SET PROBLEM:
Output each entry below as it stands, leaving out every picture.

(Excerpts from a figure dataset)
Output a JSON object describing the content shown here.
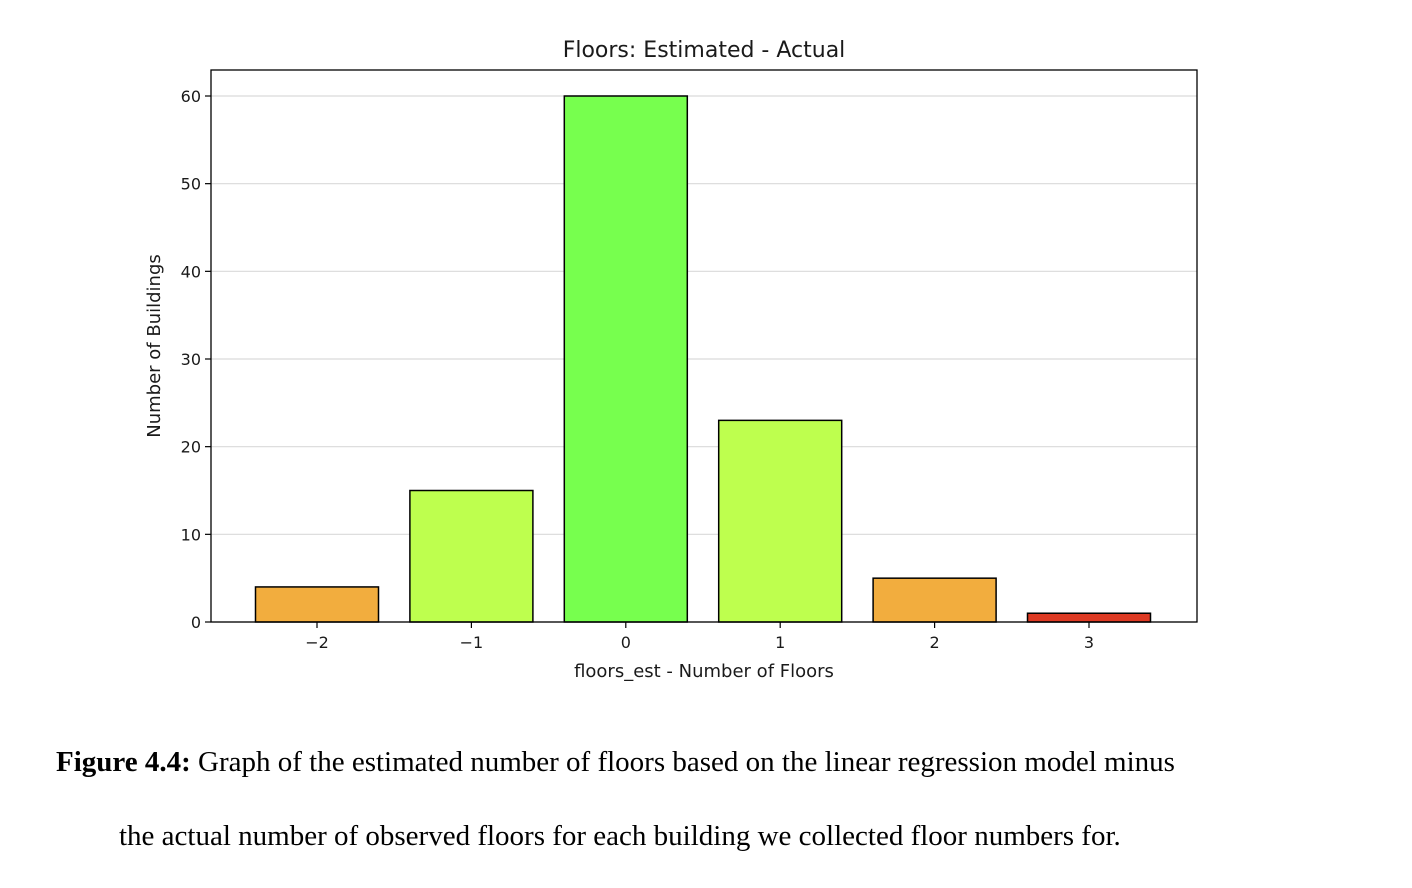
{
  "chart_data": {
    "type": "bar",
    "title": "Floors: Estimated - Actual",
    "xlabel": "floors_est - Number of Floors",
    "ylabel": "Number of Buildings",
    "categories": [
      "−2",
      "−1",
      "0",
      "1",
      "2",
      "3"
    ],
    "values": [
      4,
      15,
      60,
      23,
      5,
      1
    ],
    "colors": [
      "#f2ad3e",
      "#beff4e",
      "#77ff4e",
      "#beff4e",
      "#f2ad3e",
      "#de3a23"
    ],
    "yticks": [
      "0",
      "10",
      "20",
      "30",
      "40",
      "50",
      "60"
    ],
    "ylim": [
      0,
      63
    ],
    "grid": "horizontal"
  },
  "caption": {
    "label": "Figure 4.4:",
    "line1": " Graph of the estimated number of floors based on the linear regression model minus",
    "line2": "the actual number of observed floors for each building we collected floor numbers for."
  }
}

WRITTEN SOLUTION:
Output a JSON object describing the content shown here.
{
  "chart_data": {
    "type": "bar",
    "title": "Floors: Estimated - Actual",
    "xlabel": "floors_est - Number of Floors",
    "ylabel": "Number of Buildings",
    "categories": [
      "−2",
      "−1",
      "0",
      "1",
      "2",
      "3"
    ],
    "values": [
      4,
      15,
      60,
      23,
      5,
      1
    ],
    "colors": [
      "#f2ad3e",
      "#beff4e",
      "#77ff4e",
      "#beff4e",
      "#f2ad3e",
      "#de3a23"
    ],
    "yticks": [
      "0",
      "10",
      "20",
      "30",
      "40",
      "50",
      "60"
    ],
    "ylim": [
      0,
      63
    ],
    "grid": "horizontal"
  },
  "caption": {
    "label": "Figure 4.4:",
    "line1": " Graph of the estimated number of floors based on the linear regression model minus",
    "line2": "the actual number of observed floors for each building we collected floor numbers for."
  }
}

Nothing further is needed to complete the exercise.